## PROBLEM TO SOLVE:
Below are some records. Copy every line in them that holds "number".

## GIVEN INFORMATION:
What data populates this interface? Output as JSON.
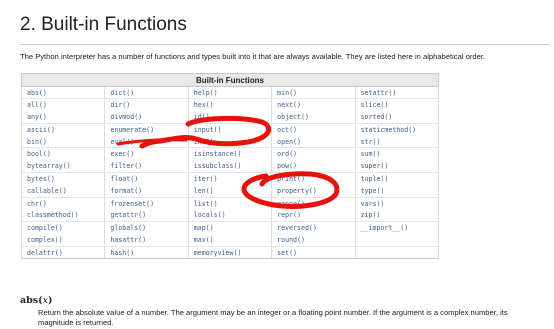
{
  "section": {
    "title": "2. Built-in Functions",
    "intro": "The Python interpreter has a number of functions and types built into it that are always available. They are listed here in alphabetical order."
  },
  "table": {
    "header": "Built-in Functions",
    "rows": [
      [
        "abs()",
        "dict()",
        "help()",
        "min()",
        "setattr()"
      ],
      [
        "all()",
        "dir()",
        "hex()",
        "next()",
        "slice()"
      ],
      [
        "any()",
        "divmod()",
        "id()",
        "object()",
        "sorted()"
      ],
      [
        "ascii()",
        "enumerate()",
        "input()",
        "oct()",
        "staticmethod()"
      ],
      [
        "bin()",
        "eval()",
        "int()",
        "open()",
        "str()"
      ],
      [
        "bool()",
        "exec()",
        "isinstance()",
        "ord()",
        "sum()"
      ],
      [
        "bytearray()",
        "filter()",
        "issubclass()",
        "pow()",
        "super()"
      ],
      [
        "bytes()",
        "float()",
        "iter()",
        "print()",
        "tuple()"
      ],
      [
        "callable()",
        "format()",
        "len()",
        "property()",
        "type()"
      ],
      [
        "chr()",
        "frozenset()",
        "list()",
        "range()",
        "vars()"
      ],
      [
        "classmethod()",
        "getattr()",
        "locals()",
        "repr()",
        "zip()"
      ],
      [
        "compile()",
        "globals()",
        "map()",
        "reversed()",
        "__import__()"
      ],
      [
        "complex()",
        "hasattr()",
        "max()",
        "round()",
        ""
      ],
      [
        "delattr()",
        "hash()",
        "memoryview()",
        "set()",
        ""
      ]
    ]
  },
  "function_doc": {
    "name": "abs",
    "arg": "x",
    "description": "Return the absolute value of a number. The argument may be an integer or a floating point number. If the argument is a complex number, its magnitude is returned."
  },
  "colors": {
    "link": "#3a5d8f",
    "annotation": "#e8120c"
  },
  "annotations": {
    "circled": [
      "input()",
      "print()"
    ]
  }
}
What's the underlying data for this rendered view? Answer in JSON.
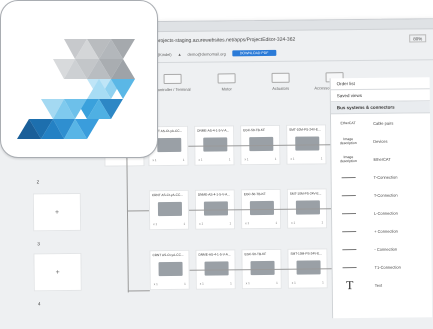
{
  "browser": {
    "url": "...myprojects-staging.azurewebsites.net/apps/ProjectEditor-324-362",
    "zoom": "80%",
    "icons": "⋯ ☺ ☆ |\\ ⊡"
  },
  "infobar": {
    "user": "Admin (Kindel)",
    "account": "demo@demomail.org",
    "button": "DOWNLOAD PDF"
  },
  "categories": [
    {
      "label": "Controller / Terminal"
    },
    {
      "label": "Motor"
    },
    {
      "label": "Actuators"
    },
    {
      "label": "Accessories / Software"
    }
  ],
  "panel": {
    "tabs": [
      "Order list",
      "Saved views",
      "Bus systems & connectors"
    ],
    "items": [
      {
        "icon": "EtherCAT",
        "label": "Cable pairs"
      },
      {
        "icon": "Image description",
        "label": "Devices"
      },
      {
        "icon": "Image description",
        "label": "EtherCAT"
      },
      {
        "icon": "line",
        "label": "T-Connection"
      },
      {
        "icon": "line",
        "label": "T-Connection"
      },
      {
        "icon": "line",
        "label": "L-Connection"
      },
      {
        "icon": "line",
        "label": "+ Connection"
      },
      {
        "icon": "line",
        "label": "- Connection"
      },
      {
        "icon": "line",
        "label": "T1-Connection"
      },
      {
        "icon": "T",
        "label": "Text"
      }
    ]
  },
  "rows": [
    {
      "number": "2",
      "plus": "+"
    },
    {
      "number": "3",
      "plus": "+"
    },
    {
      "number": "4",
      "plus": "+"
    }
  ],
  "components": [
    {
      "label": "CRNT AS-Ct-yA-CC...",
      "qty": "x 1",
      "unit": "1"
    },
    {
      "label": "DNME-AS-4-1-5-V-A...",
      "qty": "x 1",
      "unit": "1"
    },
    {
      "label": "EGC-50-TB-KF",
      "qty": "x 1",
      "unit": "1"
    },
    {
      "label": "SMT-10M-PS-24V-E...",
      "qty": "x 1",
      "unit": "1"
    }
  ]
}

==

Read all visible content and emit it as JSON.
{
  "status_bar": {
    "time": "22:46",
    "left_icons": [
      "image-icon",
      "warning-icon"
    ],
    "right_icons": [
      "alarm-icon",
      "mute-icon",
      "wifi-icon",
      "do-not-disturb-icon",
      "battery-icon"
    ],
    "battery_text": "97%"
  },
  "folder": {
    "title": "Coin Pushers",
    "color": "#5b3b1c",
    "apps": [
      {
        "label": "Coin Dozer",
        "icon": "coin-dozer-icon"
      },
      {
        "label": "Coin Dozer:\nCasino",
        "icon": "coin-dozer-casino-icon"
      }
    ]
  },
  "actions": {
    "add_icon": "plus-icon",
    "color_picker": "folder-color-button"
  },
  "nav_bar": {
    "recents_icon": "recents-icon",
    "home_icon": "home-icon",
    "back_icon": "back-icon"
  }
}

## RESULT OF THIS EXERCISE:
    "intro": "The Python interpreter has a number of functions and types built into it that are always available. They are listed here in alphabetical order."
    "description": "Return the absolute value of a number. The argument may be an integer or a floating point number. If the argument is a complex number, its magnitude is returned."
      "number": "2",
      "number": "3",
      "number": "4",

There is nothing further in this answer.